EXERCISE DESCRIPTION
Scan the data for "social" and copy the lines it appears in.

+++

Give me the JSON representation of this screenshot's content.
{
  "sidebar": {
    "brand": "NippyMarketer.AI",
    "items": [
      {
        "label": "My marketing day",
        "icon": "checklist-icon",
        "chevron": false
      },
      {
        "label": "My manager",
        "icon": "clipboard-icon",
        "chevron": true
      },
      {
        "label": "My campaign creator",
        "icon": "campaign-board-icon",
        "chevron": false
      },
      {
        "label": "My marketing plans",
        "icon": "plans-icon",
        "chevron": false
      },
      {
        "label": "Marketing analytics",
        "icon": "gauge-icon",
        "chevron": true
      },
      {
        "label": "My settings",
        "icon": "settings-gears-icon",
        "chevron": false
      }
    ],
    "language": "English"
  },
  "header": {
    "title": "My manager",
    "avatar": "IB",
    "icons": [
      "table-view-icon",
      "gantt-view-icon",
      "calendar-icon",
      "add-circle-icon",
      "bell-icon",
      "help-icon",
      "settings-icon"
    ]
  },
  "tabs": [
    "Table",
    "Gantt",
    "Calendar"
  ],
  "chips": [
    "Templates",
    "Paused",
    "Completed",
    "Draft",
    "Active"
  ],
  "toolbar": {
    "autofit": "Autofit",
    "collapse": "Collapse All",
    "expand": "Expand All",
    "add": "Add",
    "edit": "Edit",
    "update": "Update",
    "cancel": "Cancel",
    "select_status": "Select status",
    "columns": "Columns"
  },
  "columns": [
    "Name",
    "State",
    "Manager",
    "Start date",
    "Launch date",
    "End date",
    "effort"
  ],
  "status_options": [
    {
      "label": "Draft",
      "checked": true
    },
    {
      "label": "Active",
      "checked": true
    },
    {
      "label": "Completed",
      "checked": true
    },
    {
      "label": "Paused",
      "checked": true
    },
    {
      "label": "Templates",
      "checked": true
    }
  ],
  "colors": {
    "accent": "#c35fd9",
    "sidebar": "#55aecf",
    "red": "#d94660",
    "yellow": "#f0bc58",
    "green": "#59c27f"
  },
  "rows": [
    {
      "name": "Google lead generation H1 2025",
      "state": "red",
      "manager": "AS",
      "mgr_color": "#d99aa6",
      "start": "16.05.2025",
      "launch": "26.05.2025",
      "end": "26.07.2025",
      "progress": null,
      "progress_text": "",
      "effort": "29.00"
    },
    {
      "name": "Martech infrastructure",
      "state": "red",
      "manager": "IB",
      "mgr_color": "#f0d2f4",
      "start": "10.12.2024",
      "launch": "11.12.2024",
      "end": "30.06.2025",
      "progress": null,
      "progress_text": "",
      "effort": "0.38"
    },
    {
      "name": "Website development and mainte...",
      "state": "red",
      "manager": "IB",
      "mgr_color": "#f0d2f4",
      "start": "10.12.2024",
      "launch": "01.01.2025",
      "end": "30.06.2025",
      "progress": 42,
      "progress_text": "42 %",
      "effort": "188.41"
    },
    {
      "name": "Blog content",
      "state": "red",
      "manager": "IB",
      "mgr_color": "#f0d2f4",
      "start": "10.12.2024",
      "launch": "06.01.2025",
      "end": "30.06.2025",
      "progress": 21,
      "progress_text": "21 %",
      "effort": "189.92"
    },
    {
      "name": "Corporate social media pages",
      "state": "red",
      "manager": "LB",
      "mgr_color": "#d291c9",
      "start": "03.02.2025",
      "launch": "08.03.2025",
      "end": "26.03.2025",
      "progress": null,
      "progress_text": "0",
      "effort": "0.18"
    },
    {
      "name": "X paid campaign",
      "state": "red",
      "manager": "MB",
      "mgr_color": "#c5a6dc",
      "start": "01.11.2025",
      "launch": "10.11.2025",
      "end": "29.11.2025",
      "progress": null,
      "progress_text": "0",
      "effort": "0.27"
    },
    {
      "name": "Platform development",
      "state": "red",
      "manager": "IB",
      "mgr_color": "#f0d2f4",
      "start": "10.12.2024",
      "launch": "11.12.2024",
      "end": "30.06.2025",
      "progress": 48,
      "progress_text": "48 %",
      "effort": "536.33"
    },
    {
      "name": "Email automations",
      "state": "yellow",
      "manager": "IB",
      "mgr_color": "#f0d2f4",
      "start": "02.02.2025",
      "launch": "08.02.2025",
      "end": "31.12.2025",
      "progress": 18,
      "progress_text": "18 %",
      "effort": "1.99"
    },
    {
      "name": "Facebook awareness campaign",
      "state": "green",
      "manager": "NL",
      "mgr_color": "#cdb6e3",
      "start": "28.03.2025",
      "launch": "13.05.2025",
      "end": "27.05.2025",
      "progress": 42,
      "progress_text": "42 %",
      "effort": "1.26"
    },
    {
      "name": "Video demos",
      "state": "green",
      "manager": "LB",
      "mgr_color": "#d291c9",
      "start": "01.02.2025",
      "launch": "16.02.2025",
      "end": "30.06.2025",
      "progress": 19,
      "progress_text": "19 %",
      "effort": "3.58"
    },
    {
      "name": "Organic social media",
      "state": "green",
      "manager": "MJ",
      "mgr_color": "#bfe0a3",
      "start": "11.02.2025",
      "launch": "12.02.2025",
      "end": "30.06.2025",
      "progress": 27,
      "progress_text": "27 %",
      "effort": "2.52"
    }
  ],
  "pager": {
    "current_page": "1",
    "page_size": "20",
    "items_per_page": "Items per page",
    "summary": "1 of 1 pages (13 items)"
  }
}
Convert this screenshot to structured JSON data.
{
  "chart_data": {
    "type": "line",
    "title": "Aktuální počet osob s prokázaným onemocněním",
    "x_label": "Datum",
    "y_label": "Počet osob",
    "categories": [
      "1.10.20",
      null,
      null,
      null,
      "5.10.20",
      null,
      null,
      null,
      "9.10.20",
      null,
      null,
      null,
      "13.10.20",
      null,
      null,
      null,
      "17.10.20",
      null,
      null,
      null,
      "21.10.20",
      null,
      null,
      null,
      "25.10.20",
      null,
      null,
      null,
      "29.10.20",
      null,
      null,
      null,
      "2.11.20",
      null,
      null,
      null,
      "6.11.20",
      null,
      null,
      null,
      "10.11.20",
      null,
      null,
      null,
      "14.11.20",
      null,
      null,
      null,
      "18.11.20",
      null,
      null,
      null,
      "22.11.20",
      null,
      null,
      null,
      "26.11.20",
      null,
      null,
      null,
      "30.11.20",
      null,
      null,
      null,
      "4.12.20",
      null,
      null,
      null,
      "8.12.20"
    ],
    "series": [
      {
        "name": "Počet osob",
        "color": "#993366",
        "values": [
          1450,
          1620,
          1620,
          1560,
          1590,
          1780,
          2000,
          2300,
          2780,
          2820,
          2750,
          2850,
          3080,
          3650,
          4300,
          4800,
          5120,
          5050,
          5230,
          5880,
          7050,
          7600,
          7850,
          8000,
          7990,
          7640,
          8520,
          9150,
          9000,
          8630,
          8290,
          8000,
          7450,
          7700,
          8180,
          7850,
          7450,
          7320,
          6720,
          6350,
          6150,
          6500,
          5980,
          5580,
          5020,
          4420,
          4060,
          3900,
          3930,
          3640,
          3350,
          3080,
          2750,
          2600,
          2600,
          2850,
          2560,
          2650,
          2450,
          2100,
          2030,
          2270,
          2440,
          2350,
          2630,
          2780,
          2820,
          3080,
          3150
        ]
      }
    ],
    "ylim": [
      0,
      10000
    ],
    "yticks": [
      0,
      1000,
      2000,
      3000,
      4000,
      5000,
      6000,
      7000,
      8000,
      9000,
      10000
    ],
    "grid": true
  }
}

+++

EXPECTED OUTPUT
      "name": "Corporate social media pages",
      "name": "Organic social media",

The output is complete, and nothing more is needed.